**Exercise prompt:**
Rewrite as a numbered list the lines from the line containing "- restriction-type: Zástavní" through the line containing "- parcel-info-value: 148: [186, 80, 204, 90]", skipping any blank lines.

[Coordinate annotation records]
------------------------------------------------

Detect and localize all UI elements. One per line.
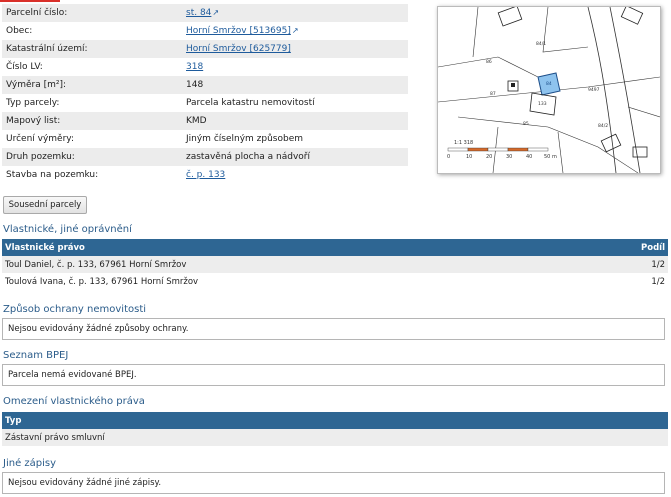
- restriction-type: Zástavní právo smluvní: [2, 429, 668, 446]
- parcel-info-row: Parcelní číslo: st. 84↗: [2, 4, 408, 22]
- parcel-info-row: Katastrální území: Horní Smržov [625779]: [2, 40, 408, 58]
- parcel-info-row: Stavba na pozemku: č. p. 133: [2, 166, 408, 184]
- neighbor-parcels-button[interactable]: Sousední parcely: [3, 196, 87, 214]
- table-row: Zástavní právo smluvní: [2, 429, 668, 446]
- ownership-table: Vlastnické právo Podíl Toul Daniel, č. p…: [2, 239, 668, 290]
- parcel-info-label: Určení výměry:: [6, 134, 75, 144]
- other-title: Jiné zápisy: [3, 458, 57, 469]
- parcel-info-link[interactable]: Horní Smržov [625779]: [186, 44, 291, 54]
- parcel-info-label: Mapový list:: [2, 112, 182, 130]
- parcel-info-label: Typ parcely:: [6, 98, 60, 108]
- parcel-info-value-cell: st. 84↗: [182, 4, 408, 22]
- parcel-info-label: Obec:: [6, 26, 33, 36]
- map-label: 84: [546, 81, 552, 87]
- map-canvas: 84/1 86 87 9497 84 133 85 84/2 1:1 318 0…: [437, 5, 661, 174]
- table-row: Toul Daniel, č. p. 133, 67961 Horní Smrž…: [2, 256, 668, 273]
- parcel-info-link[interactable]: Horní Smržov [513695]: [186, 26, 291, 36]
- parcel-info-value: Jiným číselným způsobem: [186, 134, 303, 144]
- parcel-info-row: Druh pozemku: zastavěná plocha a nádvoří: [2, 148, 408, 166]
- owner-share: 1/2: [580, 273, 668, 290]
- parcel-info-row: Výměra [m²]: 148: [2, 76, 408, 94]
- restriction-header-row: Typ: [2, 412, 668, 429]
- scale-tick: 40: [526, 154, 532, 160]
- parcel-info-value-cell: Horní Smržov [513695]↗: [182, 22, 408, 40]
- restriction-table: Typ Zástavní právo smluvní: [2, 412, 668, 446]
- map-label: 87: [490, 91, 496, 97]
- table-row: Toulová Ivana, č. p. 133, 67961 Horní Sm…: [2, 273, 668, 290]
- scale-ratio: 1:1 318: [454, 140, 473, 146]
- parcel-info-label: Výměra [m²]:: [2, 76, 182, 94]
- cadastral-map[interactable]: 84/1 86 87 9497 84 133 85 84/2 1:1 318 0…: [437, 5, 661, 174]
- parcel-info-row: Typ parcely: Parcela katastru nemovitostí: [2, 94, 408, 112]
- scale-tick: 30: [506, 154, 512, 160]
- parcel-info-value: 148: [186, 80, 204, 90]
- bpej-box: Parcela nemá evidované BPEJ.: [2, 364, 665, 386]
- parcel-info-table: Parcelní číslo: st. 84↗ Obec: Horní Smržov …: [2, 4, 408, 184]
- parcel-info-row: Určení výměry: Jiným číselným způsobem: [2, 130, 408, 148]
- map-label: 84/1: [536, 41, 546, 47]
- protection-title: Způsob ochrany nemovitosti: [3, 304, 147, 315]
- parcel-info-value: Parcela katastru nemovitostí: [186, 98, 315, 108]
- external-link-icon[interactable]: ↗: [292, 26, 299, 35]
- parcel-info-link[interactable]: č. p. 133: [186, 170, 225, 180]
- protection-box: Nejsou evidovány žádné způsoby ochrany.: [2, 318, 665, 340]
- parcel-info-value-cell: Jiným číselným způsobem: [182, 130, 408, 148]
- external-link-icon[interactable]: ↗: [212, 8, 219, 17]
- parcel-info-value-cell: 318: [182, 58, 408, 76]
- scale-tick: 0: [447, 154, 450, 160]
- parcel-info-label: Parcelní číslo:: [2, 4, 182, 22]
- owner-name: Toulová Ivana, č. p. 133, 67961 Horní Sm…: [2, 273, 581, 290]
- parcel-info-value-cell: Parcela katastru nemovitostí: [182, 94, 408, 112]
- map-label: 84/2: [598, 123, 608, 129]
- map-label: 133: [538, 101, 547, 107]
- parcel-info-value-cell: KMD: [182, 112, 408, 130]
- parcel-info-label: Katastrální území:: [2, 40, 182, 58]
- parcel-info-value-cell: č. p. 133: [182, 166, 408, 184]
- parcel-info-link[interactable]: st. 84: [186, 8, 211, 18]
- parcel-info-row: Mapový list: KMD: [2, 112, 408, 130]
- ownership-header-row: Vlastnické právo Podíl: [2, 239, 668, 256]
- parcel-info-value-cell: zastavěná plocha a nádvoří: [182, 148, 408, 166]
- parcel-info-value-cell: Horní Smržov [625779]: [182, 40, 408, 58]
- ownership-col-right: Vlastnické právo: [2, 239, 581, 256]
- scale-tick: 10: [466, 154, 472, 160]
- bpej-title: Seznam BPEJ: [3, 350, 69, 361]
- parcel-info-row: Číslo LV: 318: [2, 58, 408, 76]
- restriction-col-type: Typ: [2, 412, 668, 429]
- owner-share: 1/2: [580, 256, 668, 273]
- owner-name: Toul Daniel, č. p. 133, 67961 Horní Smrž…: [2, 256, 581, 273]
- map-label: 85: [523, 121, 529, 127]
- ownership-col-share: Podíl: [580, 239, 668, 256]
- parcel-info-value-cell: 148: [182, 76, 408, 94]
- map-label: 9497: [588, 87, 600, 93]
- parcel-info-row: Obec: Horní Smržov [513695]↗: [2, 22, 408, 40]
- parcel-info-label: Druh pozemku:: [2, 148, 182, 166]
- scale-tick: 50 m: [544, 154, 557, 160]
- restriction-title: Omezení vlastnického práva: [3, 396, 145, 407]
- parcel-info-value: KMD: [186, 116, 207, 126]
- other-box: Nejsou evidovány žádné jiné zápisy.: [2, 472, 665, 494]
- scale-tick: 20: [486, 154, 492, 160]
- map-label: 86: [486, 59, 492, 65]
- parcel-info-value: zastavěná plocha a nádvoří: [186, 152, 311, 162]
- ownership-title: Vlastnické, jiné oprávnění: [3, 224, 132, 235]
- parcel-info-label: Číslo LV:: [6, 62, 43, 72]
- parcel-info-label: Stavba na pozemku:: [6, 170, 99, 180]
- parcel-info-link[interactable]: 318: [186, 62, 203, 72]
- top-accent-bar: [0, 0, 60, 2]
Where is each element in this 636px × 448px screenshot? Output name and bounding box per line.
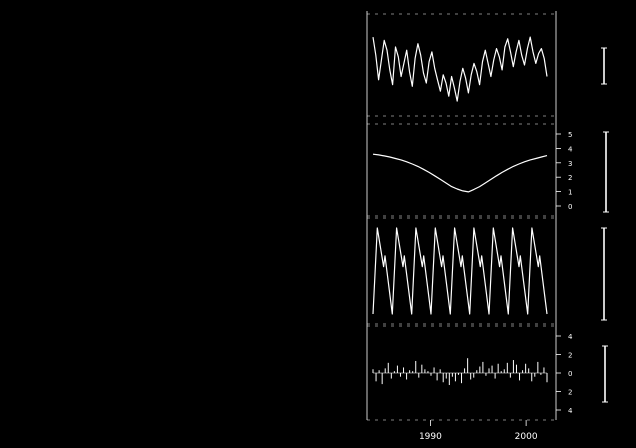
series-line — [372, 36, 548, 102]
panels-group: 5 4 3 2 1 0 4 2 0 2 4 — [367, 13, 573, 421]
y-tick-label: 4 — [568, 145, 573, 153]
series-line — [372, 153, 548, 193]
panel-4: 4 2 0 2 4 — [367, 325, 573, 421]
scale-bars-group — [601, 47, 609, 403]
x-tick-label: 2000 — [515, 432, 538, 442]
y-tick-label: 4 — [568, 333, 573, 341]
y-tick-label: 2 — [568, 352, 572, 360]
panel-1 — [367, 13, 556, 117]
y-tick-label: 0 — [568, 203, 572, 211]
stl-decomposition-chart: 5 4 3 2 1 0 4 2 0 2 4 1990 2000 — [366, 11, 609, 442]
x-tick-label: 1990 — [419, 432, 442, 442]
y-tick-label: 2 — [568, 389, 572, 397]
y-tick-label: 5 — [568, 131, 572, 139]
panel-2: 5 4 3 2 1 0 — [367, 123, 573, 217]
y-tick-label: 3 — [568, 160, 572, 168]
y-tick-label: 1 — [568, 189, 572, 197]
seasonal-line — [372, 227, 548, 315]
panel-3 — [367, 217, 556, 325]
y-tick-label: 0 — [568, 370, 572, 378]
y-tick-label: 2 — [568, 174, 572, 182]
y-tick-label: 4 — [568, 407, 573, 415]
x-axis: 1990 2000 — [419, 420, 538, 442]
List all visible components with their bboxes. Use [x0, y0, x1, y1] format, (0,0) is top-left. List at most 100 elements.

------------------------------------------------

**Solved exercise:**
1. - restriction-type: Zástavní právo smluvní: [2, 429, 668, 446]
2. - parcel-info-row: Parcelní číslo: st. 84↗: [2, 4, 408, 22]
3. - parcel-info-row: Katastrální území: Horní Smržov [625779]: [2, 40, 408, 58]
4. - parcel-info-row: Stavba na pozemku: č. p. 133: [2, 166, 408, 184]
5. - neighbor-parcels-button[interactable]: Sousední parcely: [3, 196, 87, 214]
6. - table-row: Zástavní právo smluvní: [2, 429, 668, 446]
7. - ownership-table: Vlastnické právo Podíl Toul Daniel, č. p…: [2, 239, 668, 290]
8. - parcel-info-label: Určení výměry:: [6, 134, 75, 144]
9. - other-title: Jiné zápisy: [3, 458, 57, 469]
10. - parcel-info-link[interactable]: Horní Smržov [625779]: [186, 44, 291, 54]
11. - parcel-info-label: Mapový list:: [2, 112, 182, 130]
12. - parcel-info-label: Typ parcely:: [6, 98, 60, 108]
13. - parcel-info-value-cell: st. 84↗: [182, 4, 408, 22]
14. - parcel-info-label: Obec:: [6, 26, 33, 36]
15. - map-label: 84: [546, 81, 552, 87]
16. - map-canvas: 84/1 86 87 9497 84 133 85 84/2 1:1 318 0…: [437, 5, 661, 174]
17. - table-row: Toul Daniel, č. p. 133, 67961 Horní Smrž…: [2, 256, 668, 273]
18. - parcel-info-link[interactable]: Horní Smržov [513695]: [186, 26, 291, 36]
19. - parcel-info-value: Jiným číselným způsobem: [186, 134, 303, 144]
20. - parcel-info-row: Druh pozemku: zastavěná plocha a nádvoří: [2, 148, 408, 166]
21. - owner-share: 1/2: [580, 273, 668, 290]
22. - parcel-info-row: Výměra [m²]: 148: [2, 76, 408, 94]
23. - restriction-header-row: Typ: [2, 412, 668, 429]
24. - scale-tick: 40: [526, 154, 532, 160]
25. - parcel-info-value-cell: Horní Smržov [513695]↗: [182, 22, 408, 40]
26. - restriction-table: Typ Zástavní právo smluvní: [2, 412, 668, 446]
27. - map-label: 87: [490, 91, 496, 97]
28. - table-row: Toulová Ivana, č. p. 133, 67961 Horní Sm…: [2, 273, 668, 290]
29. - scale-ratio: 1:1 318: [454, 140, 473, 146]
30. - parcel-info-label: Výměra [m²]:: [2, 76, 182, 94]
31. - cadastral-map[interactable]: 84/1 86 87 9497 84 133 85 84/2 1:1 318 0…: [437, 5, 661, 174]
32. - parcel-info-row: Typ parcely: Parcela katastru nemovitostí: [2, 94, 408, 112]
33. - scale-tick: 30: [506, 154, 512, 160]
34. - parcel-info-value: 148: [186, 80, 204, 90]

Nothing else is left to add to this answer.